**What is being asked:** Can you print every record below exactly as written?

==================================================

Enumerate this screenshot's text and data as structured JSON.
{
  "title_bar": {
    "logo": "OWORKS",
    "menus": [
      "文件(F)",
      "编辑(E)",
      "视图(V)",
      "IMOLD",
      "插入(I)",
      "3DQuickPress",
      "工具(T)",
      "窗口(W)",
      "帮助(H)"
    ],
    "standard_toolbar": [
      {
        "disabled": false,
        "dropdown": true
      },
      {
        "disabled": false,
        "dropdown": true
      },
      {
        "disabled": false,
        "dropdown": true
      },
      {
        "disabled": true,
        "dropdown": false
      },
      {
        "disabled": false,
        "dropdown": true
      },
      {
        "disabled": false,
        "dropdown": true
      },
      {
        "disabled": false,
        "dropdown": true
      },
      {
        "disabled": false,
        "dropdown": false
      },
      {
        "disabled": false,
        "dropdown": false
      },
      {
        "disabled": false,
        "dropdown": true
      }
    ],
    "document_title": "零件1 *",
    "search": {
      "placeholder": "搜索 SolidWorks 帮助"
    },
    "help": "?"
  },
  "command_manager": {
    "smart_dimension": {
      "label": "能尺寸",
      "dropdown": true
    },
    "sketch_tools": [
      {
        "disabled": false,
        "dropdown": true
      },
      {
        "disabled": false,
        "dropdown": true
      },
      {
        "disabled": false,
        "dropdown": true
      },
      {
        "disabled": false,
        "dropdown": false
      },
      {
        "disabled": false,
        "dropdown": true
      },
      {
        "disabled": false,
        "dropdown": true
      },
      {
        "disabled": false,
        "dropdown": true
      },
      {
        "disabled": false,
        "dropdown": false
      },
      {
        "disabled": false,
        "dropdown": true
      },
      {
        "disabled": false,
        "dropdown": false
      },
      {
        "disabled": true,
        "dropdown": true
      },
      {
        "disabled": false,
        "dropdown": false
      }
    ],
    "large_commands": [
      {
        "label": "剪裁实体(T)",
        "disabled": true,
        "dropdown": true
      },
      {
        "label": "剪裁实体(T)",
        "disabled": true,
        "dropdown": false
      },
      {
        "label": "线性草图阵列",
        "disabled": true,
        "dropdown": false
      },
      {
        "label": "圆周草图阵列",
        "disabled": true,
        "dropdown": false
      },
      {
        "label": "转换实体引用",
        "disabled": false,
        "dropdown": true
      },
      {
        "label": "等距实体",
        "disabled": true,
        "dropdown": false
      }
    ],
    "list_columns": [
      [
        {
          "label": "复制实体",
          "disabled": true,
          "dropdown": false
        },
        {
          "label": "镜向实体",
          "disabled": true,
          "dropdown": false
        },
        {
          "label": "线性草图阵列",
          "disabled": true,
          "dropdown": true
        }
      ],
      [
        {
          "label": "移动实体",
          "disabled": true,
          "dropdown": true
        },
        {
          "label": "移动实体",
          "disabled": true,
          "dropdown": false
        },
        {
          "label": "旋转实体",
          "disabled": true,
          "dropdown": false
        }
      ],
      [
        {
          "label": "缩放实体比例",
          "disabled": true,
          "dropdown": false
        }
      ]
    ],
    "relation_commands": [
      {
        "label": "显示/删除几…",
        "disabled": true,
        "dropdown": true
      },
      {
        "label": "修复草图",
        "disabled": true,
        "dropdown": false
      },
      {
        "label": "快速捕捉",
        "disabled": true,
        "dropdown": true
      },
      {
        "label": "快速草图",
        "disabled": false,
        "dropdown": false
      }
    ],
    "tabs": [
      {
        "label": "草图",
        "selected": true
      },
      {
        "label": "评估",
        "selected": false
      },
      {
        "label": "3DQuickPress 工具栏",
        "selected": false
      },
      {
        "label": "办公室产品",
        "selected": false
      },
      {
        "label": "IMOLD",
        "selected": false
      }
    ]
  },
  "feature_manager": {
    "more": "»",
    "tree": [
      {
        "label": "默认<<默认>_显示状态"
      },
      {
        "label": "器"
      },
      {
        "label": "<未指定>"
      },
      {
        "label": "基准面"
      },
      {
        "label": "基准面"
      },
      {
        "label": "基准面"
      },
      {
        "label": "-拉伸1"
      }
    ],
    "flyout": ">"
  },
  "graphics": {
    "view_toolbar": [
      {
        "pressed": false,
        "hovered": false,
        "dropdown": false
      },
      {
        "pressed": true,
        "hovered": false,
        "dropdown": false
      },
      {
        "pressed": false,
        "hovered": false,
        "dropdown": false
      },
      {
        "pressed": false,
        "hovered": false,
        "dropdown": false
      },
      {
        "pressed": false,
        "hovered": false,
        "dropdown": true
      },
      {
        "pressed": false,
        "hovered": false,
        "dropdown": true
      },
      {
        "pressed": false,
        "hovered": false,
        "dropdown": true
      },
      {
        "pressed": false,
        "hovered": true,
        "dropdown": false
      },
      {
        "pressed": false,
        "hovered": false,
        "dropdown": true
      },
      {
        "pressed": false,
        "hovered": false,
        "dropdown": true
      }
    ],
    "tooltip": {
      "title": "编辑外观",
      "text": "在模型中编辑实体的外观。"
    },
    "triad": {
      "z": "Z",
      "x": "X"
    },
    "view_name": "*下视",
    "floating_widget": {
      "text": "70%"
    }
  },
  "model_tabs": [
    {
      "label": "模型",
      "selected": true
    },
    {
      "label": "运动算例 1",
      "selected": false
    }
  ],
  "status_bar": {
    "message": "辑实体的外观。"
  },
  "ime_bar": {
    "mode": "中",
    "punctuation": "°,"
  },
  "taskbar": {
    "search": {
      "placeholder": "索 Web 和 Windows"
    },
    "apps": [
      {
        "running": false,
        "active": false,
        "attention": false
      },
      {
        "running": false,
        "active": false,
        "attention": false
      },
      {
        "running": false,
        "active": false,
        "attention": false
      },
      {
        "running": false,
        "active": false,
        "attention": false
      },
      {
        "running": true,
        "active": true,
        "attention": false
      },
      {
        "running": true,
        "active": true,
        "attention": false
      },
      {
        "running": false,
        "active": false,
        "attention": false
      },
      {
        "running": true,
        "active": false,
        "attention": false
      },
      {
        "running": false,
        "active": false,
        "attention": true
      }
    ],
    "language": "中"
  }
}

==================================================

**Answer for this exercise:**
Enumerate this screenshot's text and data as structured JSON.
{
  "title_bar": {
    "logo": "OWORKS",
    "menus": [
      "文件(F)",
      "编辑(E)",
      "视图(V)",
      "IMOLD",
      "插入(I)",
      "3DQuickPress",
      "工具(T)",
      "窗口(W)",
      "帮助(H)"
    ],
    "standard_toolbar": [
      {
        "disabled": false,
        "dropdown": true
      },
      {
        "disabled": false,
        "dropdown": true
      },
      {
        "disabled": false,
        "dropdown": true
      },
      {
        "disabled": true,
        "dropdown": false
      },
      {
        "disabled": false,
        "dropdown": true
      },
      {
        "disabled": false,
        "dropdown": true
      },
      {
        "disabled": false,
        "dropdown": true
      },
      {
        "disabled": false,
        "dropdown": false
      },
      {
        "disabled": false,
        "dropdown": false
      },
      {
        "disabled": false,
        "dropdown": true
      }
    ],
    "document_title": "零件1 *",
    "search": {
      "placeholder": "搜索 SolidWorks 帮助"
    },
    "help": "?"
  },
  "command_manager": {
    "smart_dimension": {
      "label": "能尺寸",
      "dropdown": true
    },
    "sketch_tools": [
      {
        "disabled": false,
        "dropdown": true
      },
      {
        "disabled": false,
        "dropdown": true
      },
      {
        "disabled": false,
        "dropdown": true
      },
      {
        "disabled": false,
        "dropdown": false
      },
      {
        "disabled": false,
        "dropdown": true
      },
      {
        "disabled": false,
        "dropdown": true
      },
      {
        "disabled": false,
        "dropdown": true
      },
      {
        "disabled": false,
        "dropdown": false
      },
      {
        "disabled": false,
        "dropdown": true
      },
      {
        "disabled": false,
        "dropdown": false
      },
      {
        "disabled": true,
        "dropdown": true
      },
      {
        "disabled": false,
        "dropdown": false
      }
    ],
    "large_commands": [
      {
        "label": "剪裁实体(T)",
        "disabled": true,
        "dropdown": true
      },
      {
        "label": "剪裁实体(T)",
        "disabled": true,
        "dropdown": false
      },
      {
        "label": "线性草图阵列",
        "disabled": true,
        "dropdown": false
      },
      {
        "label": "圆周草图阵列",
        "disabled": true,
        "dropdown": false
      },
      {
        "label": "转换实体引用",
        "disabled": false,
        "dropdown": true
      },
      {
        "label": "等距实体",
        "disabled": true,
        "dropdown": false
      }
    ],
    "list_columns": [
      [
        {
          "label": "复制实体",
          "disabled": true,
          "dropdown": false
        },
        {
          "label": "镜向实体",
          "disabled": true,
          "dropdown": false
        },
        {
          "label": "线性草图阵列",
          "disabled": true,
          "dropdown": true
        }
      ],
      [
        {
          "label": "移动实体",
          "disabled": true,
          "dropdown": true
        },
        {
          "label": "移动实体",
          "disabled": true,
          "dropdown": false
        },
        {
          "label": "旋转实体",
          "disabled": true,
          "dropdown": false
        }
      ],
      [
        {
          "label": "缩放实体比例",
          "disabled": true,
          "dropdown": false
        }
      ]
    ],
    "relation_commands": [
      {
        "label": "显示/删除几…",
        "disabled": true,
        "dropdown": true
      },
      {
        "label": "修复草图",
        "disabled": true,
        "dropdown": false
      },
      {
        "label": "快速捕捉",
        "disabled": true,
        "dropdown": true
      },
      {
        "label": "快速草图",
        "disabled": false,
        "dropdown": false
      }
    ],
    "tabs": [
      {
        "label": "草图",
        "selected": true
      },
      {
        "label": "评估",
        "selected": false
      },
      {
        "label": "3DQuickPress 工具栏",
        "selected": false
      },
      {
        "label": "办公室产品",
        "selected": false
      },
      {
        "label": "IMOLD",
        "selected": false
      }
    ]
  },
  "feature_manager": {
    "more": "»",
    "tree": [
      {
        "label": "默认<<默认>_显示状态"
      },
      {
        "label": "器"
      },
      {
        "label": "<未指定>"
      },
      {
        "label": "基准面"
      },
      {
        "label": "基准面"
      },
      {
        "label": "基准面"
      },
      {
        "label": "-拉伸1"
      }
    ],
    "flyout": ">"
  },
  "graphics": {
    "view_toolbar": [
      {
        "pressed": false,
        "hovered": false,
        "dropdown": false
      },
      {
        "pressed": true,
        "hovered": false,
        "dropdown": false
      },
      {
        "pressed": false,
        "hovered": false,
        "dropdown": false
      },
      {
        "pressed": false,
        "hovered": false,
        "dropdown": false
      },
      {
        "pressed": false,
        "hovered": false,
        "dropdown": true
      },
      {
        "pressed": false,
        "hovered": false,
        "dropdown": true
      },
      {
        "pressed": false,
        "hovered": false,
        "dropdown": true
      },
      {
        "pressed": false,
        "hovered": true,
        "dropdown": false
      },
      {
        "pressed": false,
        "hovered": false,
        "dropdown": true
      },
      {
        "pressed": false,
        "hovered": false,
        "dropdown": true
      }
    ],
    "tooltip": {
      "title": "编辑外观",
      "text": "在模型中编辑实体的外观。"
    },
    "triad": {
      "z": "Z",
      "x": "X"
    },
    "view_name": "*下视",
    "floating_widget": {
      "text": "70%"
    }
  },
  "model_tabs": [
    {
      "label": "模型",
      "selected": true
    },
    {
      "label": "运动算例 1",
      "selected": false
    }
  ],
  "status_bar": {
    "message": "辑实体的外观。"
  },
  "ime_bar": {
    "mode": "中",
    "punctuation": "°,"
  },
  "taskbar": {
    "search": {
      "placeholder": "索 Web 和 Windows"
    },
    "apps": [
      {
        "running": false,
        "active": false,
        "attention": false
      },
      {
        "running": false,
        "active": false,
        "attention": false
      },
      {
        "running": false,
        "active": false,
        "attention": false
      },
      {
        "running": false,
        "active": false,
        "attention": false
      },
      {
        "running": true,
        "active": true,
        "attention": false
      },
      {
        "running": true,
        "active": true,
        "attention": false
      },
      {
        "running": false,
        "active": false,
        "attention": false
      },
      {
        "running": true,
        "active": false,
        "attention": false
      },
      {
        "running": false,
        "active": false,
        "attention": true
      }
    ],
    "language": "中"
  }
}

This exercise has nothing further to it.